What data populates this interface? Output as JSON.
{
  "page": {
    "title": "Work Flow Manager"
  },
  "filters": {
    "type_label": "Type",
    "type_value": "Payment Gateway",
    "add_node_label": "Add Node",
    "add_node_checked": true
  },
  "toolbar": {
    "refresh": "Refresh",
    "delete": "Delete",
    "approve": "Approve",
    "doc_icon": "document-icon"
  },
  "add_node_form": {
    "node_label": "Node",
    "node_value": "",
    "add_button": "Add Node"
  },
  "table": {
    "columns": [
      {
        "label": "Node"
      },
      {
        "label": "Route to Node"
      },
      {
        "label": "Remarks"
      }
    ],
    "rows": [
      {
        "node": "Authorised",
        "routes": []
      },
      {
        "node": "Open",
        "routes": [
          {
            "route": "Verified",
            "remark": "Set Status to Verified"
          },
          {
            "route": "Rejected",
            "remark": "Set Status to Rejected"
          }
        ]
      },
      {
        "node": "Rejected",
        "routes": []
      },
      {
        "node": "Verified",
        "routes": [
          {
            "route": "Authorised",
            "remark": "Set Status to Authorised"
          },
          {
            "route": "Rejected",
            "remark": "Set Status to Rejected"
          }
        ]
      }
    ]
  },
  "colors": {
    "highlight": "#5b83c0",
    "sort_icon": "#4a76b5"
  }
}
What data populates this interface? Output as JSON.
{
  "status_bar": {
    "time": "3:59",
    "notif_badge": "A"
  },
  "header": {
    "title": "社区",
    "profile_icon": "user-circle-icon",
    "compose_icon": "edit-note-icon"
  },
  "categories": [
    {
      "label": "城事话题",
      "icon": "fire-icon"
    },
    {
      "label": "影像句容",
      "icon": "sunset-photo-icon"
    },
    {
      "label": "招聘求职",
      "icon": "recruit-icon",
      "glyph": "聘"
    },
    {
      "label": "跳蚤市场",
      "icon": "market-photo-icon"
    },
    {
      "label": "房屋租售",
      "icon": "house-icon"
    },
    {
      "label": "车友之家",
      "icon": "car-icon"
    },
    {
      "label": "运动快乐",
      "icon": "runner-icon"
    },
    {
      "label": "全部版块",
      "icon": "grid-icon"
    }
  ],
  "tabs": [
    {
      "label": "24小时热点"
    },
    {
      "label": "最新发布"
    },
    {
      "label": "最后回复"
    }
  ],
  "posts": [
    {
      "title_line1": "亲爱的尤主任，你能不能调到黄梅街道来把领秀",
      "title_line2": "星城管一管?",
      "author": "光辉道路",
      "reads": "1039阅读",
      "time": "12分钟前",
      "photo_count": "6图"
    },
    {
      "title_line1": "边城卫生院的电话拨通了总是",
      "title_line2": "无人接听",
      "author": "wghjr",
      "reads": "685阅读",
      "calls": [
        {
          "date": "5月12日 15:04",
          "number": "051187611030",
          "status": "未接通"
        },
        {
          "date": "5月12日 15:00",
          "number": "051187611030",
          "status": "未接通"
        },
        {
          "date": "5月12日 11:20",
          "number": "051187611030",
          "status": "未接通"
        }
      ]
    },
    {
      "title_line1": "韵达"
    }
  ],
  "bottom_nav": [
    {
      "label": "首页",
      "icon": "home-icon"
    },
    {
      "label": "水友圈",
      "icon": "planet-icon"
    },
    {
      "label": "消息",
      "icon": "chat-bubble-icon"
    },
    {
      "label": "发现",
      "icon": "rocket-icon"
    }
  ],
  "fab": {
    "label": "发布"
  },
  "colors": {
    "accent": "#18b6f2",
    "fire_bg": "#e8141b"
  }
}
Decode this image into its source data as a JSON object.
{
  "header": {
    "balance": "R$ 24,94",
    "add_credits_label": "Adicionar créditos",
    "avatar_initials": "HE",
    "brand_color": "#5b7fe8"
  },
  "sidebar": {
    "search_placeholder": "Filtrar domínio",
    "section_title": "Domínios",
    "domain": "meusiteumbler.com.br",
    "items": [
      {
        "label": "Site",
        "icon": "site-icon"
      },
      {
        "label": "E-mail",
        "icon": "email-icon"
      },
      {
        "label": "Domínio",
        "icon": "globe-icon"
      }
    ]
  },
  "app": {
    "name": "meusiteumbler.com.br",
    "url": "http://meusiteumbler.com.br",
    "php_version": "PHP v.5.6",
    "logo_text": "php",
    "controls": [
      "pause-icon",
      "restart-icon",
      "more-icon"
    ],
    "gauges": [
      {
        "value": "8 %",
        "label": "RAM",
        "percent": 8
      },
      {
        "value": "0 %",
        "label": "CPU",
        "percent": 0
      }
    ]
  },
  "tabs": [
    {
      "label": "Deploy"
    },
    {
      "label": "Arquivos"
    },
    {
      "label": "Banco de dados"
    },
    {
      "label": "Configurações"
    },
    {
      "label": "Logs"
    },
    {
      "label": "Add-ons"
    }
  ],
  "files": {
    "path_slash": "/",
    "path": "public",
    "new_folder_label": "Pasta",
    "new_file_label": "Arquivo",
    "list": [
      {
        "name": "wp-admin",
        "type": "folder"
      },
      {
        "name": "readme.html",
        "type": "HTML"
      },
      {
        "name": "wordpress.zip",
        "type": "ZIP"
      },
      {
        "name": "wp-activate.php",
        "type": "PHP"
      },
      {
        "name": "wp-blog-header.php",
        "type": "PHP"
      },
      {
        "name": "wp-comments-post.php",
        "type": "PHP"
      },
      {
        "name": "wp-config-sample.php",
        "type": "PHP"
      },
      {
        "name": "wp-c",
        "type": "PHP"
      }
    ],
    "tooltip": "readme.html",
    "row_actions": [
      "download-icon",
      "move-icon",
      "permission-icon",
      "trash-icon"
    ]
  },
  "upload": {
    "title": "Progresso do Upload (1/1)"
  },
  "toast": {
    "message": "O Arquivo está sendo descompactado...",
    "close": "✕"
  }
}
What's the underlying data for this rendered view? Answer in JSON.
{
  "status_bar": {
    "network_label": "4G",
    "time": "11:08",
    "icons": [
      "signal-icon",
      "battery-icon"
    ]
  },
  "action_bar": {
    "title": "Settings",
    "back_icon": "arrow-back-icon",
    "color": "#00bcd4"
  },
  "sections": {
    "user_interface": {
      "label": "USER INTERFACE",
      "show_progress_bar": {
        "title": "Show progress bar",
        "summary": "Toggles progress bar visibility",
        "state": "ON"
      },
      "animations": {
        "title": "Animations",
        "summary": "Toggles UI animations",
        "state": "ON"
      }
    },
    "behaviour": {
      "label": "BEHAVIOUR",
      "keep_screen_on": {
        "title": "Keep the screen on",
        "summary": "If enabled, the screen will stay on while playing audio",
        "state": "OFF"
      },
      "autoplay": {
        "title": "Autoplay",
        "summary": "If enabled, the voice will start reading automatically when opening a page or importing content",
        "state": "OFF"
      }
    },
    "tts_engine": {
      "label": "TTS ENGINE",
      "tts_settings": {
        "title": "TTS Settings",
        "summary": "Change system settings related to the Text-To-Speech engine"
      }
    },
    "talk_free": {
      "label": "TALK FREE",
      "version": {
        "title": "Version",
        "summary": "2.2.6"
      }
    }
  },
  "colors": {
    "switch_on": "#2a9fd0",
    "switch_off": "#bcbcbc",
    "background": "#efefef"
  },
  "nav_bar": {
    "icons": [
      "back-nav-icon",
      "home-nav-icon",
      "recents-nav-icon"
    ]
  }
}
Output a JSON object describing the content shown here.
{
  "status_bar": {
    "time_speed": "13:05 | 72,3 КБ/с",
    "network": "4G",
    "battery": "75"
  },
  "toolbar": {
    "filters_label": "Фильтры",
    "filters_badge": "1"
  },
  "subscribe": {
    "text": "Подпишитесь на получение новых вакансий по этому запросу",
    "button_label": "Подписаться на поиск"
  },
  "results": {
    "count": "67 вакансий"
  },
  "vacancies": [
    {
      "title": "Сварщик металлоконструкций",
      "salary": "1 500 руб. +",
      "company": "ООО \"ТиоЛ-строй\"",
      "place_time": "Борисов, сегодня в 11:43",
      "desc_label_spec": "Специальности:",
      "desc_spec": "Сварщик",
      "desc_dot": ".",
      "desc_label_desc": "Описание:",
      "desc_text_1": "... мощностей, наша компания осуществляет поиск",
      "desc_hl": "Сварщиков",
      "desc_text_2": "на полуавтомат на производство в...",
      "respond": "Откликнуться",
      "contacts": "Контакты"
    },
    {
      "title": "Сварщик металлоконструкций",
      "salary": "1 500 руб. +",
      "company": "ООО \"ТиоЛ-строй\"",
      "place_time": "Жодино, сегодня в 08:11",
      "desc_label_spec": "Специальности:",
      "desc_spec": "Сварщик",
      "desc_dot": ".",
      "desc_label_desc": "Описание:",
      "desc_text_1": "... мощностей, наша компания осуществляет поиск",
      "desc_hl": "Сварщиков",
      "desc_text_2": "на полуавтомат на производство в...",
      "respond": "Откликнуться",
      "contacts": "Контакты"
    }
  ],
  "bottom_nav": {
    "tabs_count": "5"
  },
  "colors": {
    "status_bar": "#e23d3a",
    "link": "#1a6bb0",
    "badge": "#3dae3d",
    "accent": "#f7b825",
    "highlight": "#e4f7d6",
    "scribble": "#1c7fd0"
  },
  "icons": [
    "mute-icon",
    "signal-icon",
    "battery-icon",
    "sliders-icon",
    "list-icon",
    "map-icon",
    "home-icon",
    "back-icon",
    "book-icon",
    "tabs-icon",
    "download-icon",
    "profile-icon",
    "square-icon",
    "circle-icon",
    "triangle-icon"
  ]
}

---*---

EXERCISE TASK
Gather all lines with the string "сегодня" from the data.

SOLUTION TO THE PROBLEM
      "place_time": "Борисов, сегодня в 11:43",
      "place_time": "Жодино, сегодня в 08:11",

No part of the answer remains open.